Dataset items
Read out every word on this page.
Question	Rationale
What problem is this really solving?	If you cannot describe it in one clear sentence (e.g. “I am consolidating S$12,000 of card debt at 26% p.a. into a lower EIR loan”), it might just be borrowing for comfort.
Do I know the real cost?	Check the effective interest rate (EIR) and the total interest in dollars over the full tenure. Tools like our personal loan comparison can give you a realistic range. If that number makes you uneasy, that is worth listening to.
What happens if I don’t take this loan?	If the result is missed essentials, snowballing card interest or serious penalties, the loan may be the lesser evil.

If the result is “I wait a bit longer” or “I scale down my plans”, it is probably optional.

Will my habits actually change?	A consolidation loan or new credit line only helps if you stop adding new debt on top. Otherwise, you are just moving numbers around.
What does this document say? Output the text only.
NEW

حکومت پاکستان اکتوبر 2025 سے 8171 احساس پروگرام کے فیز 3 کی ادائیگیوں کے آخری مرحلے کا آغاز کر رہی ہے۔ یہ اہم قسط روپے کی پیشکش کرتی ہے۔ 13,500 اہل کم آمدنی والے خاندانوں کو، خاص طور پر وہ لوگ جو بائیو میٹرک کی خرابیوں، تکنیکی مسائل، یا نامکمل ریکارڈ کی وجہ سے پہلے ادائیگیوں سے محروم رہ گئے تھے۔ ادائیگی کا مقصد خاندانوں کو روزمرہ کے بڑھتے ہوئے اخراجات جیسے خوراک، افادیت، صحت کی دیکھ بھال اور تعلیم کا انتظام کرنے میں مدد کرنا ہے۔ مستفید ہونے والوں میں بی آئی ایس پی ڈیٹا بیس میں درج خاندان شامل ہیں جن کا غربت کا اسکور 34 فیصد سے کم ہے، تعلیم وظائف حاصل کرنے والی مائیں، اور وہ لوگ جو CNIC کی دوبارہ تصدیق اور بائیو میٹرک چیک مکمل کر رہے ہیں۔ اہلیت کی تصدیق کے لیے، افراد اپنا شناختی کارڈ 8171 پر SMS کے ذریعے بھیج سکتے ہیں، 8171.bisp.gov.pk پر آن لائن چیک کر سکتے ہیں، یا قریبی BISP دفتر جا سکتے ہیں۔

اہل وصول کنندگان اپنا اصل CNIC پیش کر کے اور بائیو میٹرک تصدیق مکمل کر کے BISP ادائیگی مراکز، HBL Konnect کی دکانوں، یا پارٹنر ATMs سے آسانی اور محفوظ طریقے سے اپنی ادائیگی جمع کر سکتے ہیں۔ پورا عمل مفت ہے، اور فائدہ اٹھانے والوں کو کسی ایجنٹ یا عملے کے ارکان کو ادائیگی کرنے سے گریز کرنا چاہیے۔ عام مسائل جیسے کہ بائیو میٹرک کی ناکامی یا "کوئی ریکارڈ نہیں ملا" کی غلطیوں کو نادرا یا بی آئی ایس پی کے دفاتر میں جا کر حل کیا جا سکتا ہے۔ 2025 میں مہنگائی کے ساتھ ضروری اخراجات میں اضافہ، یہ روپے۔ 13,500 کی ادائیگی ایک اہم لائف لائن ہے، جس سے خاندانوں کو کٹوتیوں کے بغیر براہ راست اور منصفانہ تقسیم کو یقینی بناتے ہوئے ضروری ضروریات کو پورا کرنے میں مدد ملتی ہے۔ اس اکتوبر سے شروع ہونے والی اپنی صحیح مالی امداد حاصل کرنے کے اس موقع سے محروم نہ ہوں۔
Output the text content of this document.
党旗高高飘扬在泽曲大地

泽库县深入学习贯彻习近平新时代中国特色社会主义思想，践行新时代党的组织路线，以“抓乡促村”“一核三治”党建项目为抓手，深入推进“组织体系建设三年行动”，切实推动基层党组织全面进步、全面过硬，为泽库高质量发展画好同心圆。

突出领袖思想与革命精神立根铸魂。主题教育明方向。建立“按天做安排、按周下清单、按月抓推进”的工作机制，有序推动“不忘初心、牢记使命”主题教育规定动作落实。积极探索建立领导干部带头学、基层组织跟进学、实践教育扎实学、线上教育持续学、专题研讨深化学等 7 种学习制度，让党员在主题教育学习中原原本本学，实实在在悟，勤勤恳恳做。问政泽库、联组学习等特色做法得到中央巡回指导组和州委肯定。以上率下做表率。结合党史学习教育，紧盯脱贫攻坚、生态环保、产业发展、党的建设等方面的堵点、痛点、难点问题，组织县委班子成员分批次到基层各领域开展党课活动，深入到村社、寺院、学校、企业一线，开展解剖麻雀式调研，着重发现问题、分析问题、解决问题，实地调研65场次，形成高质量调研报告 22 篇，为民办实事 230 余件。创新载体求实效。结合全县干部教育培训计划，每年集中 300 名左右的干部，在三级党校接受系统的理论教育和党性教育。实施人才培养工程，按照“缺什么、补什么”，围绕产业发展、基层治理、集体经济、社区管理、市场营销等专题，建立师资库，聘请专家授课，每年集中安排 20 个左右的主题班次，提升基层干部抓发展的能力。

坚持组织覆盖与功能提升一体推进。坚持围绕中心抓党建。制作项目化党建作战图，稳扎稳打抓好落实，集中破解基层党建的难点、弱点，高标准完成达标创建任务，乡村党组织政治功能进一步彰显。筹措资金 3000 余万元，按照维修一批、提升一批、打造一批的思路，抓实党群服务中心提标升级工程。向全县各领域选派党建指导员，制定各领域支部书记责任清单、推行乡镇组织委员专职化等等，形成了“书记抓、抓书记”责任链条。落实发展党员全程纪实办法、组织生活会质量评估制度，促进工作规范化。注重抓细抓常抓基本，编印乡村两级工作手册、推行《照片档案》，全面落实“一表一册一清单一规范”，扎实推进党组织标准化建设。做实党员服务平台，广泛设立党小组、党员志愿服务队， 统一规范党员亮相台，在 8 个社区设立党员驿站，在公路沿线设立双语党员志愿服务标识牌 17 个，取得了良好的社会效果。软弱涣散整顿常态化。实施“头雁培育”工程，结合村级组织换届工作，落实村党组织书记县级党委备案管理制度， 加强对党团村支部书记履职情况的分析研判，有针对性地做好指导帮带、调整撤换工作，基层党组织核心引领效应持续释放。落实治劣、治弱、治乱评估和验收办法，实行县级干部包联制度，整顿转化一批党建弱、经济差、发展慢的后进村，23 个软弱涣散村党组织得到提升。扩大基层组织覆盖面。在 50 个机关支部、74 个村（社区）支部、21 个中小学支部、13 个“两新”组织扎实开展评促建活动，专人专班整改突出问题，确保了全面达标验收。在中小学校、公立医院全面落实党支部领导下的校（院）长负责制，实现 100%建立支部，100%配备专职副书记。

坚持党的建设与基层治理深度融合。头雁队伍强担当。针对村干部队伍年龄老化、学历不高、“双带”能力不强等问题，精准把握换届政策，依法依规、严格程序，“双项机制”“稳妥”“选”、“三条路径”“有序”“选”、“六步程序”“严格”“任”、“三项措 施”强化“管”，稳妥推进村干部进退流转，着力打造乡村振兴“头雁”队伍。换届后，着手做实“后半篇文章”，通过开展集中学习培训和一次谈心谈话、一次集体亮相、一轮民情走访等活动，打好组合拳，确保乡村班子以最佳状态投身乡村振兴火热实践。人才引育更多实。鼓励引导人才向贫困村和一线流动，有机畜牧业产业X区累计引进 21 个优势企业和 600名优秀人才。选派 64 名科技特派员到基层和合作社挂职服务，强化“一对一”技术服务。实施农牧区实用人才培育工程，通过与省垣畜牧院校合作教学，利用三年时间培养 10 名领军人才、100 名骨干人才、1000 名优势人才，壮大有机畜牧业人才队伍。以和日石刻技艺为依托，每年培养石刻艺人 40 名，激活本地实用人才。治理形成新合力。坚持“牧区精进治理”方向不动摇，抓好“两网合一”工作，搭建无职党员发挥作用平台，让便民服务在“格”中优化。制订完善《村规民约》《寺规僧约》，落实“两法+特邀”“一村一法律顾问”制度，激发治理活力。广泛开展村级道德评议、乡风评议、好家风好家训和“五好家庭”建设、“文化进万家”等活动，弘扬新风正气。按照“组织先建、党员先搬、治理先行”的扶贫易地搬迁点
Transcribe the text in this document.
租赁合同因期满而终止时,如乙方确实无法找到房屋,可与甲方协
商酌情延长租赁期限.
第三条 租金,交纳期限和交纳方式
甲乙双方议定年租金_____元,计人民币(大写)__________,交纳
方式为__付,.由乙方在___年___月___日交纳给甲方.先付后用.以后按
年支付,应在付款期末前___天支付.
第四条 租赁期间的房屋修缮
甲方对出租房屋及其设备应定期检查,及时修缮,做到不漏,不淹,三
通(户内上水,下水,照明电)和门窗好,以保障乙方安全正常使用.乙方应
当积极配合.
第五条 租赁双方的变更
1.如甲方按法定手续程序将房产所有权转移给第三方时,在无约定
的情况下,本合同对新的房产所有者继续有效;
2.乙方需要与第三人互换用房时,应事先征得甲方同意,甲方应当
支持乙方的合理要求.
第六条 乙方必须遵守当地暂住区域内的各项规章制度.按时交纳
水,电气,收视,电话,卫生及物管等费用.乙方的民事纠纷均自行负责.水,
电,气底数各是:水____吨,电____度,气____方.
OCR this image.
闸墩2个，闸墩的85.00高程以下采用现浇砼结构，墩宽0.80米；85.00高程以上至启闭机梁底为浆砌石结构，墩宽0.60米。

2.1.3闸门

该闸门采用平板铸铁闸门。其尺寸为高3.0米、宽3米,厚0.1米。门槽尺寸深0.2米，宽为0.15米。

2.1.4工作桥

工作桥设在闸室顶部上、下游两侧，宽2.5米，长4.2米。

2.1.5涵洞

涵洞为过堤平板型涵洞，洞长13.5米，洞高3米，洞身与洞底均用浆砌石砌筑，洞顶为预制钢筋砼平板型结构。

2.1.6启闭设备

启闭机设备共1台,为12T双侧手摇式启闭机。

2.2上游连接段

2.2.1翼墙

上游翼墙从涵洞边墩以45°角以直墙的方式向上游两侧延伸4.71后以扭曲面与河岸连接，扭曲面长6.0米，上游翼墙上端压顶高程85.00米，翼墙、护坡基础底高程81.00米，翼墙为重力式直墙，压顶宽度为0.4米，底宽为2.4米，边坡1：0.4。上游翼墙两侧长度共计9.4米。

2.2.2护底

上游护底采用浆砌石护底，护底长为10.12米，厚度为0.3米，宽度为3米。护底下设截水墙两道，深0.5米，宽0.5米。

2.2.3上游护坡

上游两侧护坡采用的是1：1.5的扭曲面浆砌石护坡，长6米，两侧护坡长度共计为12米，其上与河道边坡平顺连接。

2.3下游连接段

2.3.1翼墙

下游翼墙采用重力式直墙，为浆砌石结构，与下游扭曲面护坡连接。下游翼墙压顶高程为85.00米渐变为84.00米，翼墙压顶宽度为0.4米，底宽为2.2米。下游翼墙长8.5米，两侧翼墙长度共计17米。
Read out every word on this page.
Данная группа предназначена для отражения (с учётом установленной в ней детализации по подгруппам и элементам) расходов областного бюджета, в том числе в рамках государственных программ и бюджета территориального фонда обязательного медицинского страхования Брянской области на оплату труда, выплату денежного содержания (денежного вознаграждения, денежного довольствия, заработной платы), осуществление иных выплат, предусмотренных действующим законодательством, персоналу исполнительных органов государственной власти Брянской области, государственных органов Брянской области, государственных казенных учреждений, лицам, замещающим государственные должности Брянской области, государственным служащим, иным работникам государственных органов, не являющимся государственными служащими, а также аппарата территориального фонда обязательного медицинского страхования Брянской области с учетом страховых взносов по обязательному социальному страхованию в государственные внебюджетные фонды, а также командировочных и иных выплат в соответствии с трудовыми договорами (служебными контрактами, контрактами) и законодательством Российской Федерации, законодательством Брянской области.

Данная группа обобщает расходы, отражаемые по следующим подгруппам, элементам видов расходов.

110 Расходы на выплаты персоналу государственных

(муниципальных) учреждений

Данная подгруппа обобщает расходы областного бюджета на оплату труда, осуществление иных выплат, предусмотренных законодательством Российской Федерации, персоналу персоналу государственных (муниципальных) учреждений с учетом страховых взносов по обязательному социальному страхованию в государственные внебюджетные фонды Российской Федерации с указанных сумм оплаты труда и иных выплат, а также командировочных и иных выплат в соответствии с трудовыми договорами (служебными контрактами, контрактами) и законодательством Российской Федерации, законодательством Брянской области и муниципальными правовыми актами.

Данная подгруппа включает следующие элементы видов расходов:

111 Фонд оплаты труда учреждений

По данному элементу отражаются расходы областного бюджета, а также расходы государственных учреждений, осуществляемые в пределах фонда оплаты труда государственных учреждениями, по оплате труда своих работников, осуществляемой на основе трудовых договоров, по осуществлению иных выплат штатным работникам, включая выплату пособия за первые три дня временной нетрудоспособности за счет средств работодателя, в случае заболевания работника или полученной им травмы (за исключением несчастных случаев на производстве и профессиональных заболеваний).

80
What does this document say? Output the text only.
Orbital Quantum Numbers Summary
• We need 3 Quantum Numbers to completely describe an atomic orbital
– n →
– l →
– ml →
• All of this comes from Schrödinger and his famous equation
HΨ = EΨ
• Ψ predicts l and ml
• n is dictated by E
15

> **WHAT IS BEING ASKED**:
List every line above containing the word "والوں".

> **TASK OUTPUT**:
حکومت پاکستان اکتوبر 2025 سے 8171 احساس پروگرام کے فیز 3 کی ادائیگیوں کے آخری مرحلے کا آغاز کر رہی ہے۔ یہ اہم قسط روپے کی پیشکش کرتی ہے۔ 13,500 اہل کم آمدنی والے خاندانوں کو، خاص طور پر وہ لوگ جو بائیو میٹرک کی خرابیوں، تکنیکی مسائل، یا نامکمل ریکارڈ کی وجہ سے پہلے ادائیگیوں سے محروم رہ گئے تھے۔ ادائیگی کا مقصد خاندانوں کو روزمرہ کے بڑھتے ہوئے اخراجات جیسے خوراک، افادیت، صحت کی دیکھ بھال اور تعلیم کا انتظام کرنے میں مدد کرنا ہے۔ مستفید ہونے والوں میں بی آئی ایس پی ڈیٹا بیس میں درج خاندان شامل ہیں جن کا غربت کا اسکور 34 فیصد سے کم ہے، تعلیم وظائف حاصل کرنے والی مائیں، اور وہ لوگ جو CNIC کی دوبارہ تصدیق اور بائیو میٹرک چیک مکمل کر رہے ہیں۔ اہلیت کی تصدیق کے لیے، افراد اپنا شناختی کارڈ 8171 پر SMS کے ذریعے بھیج سکتے ہیں، 8171.bisp.gov.pk پر آن لائن چیک کر سکتے ہیں، یا قریبی BISP دفتر جا سکتے ہیں۔
اہل وصول کنندگان اپنا اصل CNIC پیش کر کے اور بائیو میٹرک تصدیق مکمل کر کے BISP ادائیگی مراکز، HBL Konnect کی دکانوں، یا پارٹنر ATMs سے آسانی اور محفوظ طریقے سے اپنی ادائیگی جمع کر سکتے ہیں۔ پورا عمل مفت ہے، اور فائدہ اٹھانے والوں کو کسی ایجنٹ یا عملے کے ارکان کو ادائیگی کرنے سے گریز کرنا چاہیے۔ عام مسائل جیسے کہ بائیو میٹرک کی ناکامی یا "کوئی ریکارڈ نہیں ملا" کی غلطیوں کو نادرا یا بی آئی ایس پی کے دفاتر میں جا کر حل کیا جا سکتا ہے۔ 2025 میں مہنگائی کے ساتھ ضروری اخراجات میں اضافہ، یہ روپے۔ 13,500 کی ادائیگی ایک اہم لائف لائن ہے، جس سے خاندانوں کو کٹوتیوں کے بغیر براہ راست اور منصفانہ تقسیم کو یقینی بناتے ہوئے ضروری ضروریات کو پورا کرنے میں مدد ملتی ہے۔ اس اکتوبر سے شروع ہونے والی اپنی صحیح مالی امداد حاصل کرنے کے اس موقع سے محروم نہ ہوں۔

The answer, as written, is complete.